* Prompt: Below are some records; work out how many of their lines contain "motion" and give the number only.
(begin)
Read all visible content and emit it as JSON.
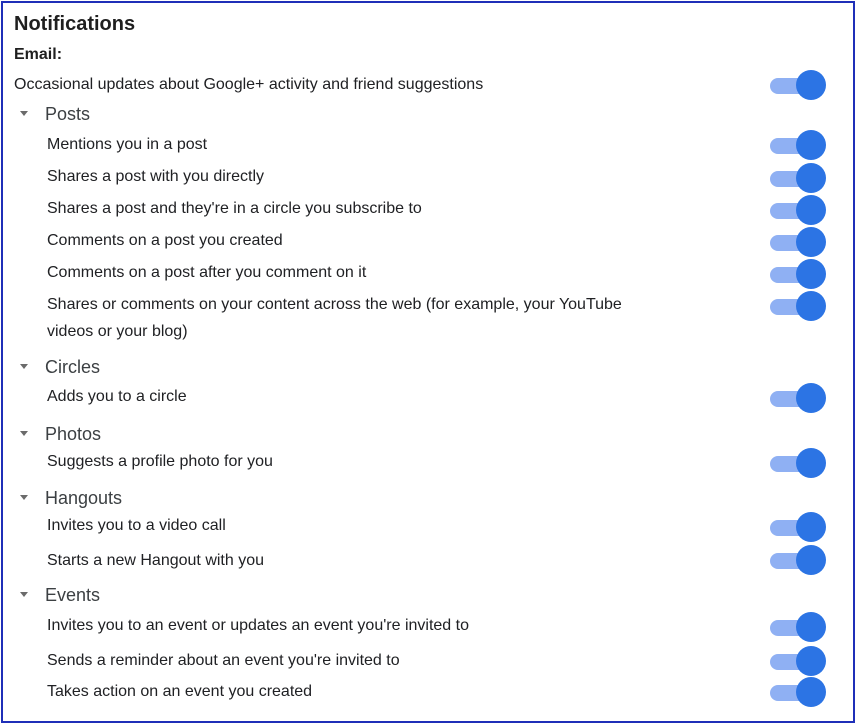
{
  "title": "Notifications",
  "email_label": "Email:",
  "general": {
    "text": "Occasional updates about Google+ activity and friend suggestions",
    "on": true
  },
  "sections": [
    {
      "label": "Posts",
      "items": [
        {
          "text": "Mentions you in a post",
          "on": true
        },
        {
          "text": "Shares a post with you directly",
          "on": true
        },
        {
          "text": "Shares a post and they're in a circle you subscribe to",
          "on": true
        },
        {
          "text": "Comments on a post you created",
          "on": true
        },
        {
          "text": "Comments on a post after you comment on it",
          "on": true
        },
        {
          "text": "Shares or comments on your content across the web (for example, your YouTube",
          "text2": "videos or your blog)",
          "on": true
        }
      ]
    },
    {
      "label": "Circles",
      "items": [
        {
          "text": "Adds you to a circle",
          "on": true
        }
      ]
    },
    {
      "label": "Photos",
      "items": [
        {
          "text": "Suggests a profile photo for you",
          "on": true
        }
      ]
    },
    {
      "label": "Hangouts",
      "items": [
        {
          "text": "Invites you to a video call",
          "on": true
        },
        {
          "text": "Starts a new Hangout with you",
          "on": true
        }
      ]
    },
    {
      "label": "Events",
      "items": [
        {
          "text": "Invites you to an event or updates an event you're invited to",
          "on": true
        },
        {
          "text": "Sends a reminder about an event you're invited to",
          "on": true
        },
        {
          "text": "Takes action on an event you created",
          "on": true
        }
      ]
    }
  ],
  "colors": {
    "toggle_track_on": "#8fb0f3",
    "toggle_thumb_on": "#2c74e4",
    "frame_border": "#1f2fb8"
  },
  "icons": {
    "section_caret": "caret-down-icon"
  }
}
(end)
(begin)
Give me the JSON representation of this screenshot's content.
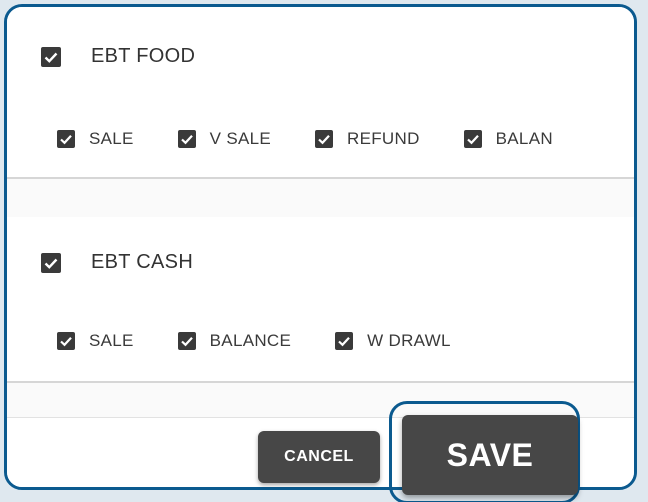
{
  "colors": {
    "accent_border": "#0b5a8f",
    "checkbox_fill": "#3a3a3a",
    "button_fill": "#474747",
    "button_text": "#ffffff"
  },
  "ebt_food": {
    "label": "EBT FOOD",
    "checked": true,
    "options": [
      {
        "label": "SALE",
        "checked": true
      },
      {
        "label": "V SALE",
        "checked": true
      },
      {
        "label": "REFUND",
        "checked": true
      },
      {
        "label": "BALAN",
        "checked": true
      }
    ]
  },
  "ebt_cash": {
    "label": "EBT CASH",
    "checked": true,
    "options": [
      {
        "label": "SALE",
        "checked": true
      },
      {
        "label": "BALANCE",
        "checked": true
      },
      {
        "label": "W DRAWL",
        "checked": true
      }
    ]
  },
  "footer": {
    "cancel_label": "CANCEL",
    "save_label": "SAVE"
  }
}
(end)
(begin)
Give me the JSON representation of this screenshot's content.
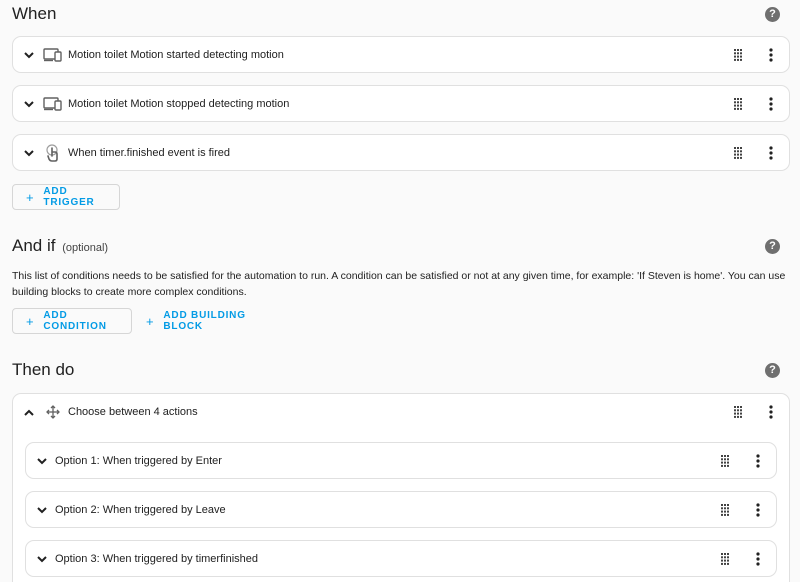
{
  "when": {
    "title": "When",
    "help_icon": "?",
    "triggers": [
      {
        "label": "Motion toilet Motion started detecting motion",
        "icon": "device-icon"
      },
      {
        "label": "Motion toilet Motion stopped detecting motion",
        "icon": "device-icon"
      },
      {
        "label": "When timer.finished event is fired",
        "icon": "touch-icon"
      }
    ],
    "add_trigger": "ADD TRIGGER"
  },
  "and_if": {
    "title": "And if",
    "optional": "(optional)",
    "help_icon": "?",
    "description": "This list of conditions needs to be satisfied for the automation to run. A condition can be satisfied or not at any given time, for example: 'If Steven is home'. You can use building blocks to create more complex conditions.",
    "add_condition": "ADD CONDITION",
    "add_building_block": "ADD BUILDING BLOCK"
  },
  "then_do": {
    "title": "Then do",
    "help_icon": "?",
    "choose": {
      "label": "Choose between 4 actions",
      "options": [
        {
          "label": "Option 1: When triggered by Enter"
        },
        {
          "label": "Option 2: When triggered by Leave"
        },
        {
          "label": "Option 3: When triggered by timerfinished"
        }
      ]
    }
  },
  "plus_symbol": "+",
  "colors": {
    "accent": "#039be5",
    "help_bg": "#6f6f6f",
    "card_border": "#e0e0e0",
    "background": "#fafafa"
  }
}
(end)
* Exercise answer: 2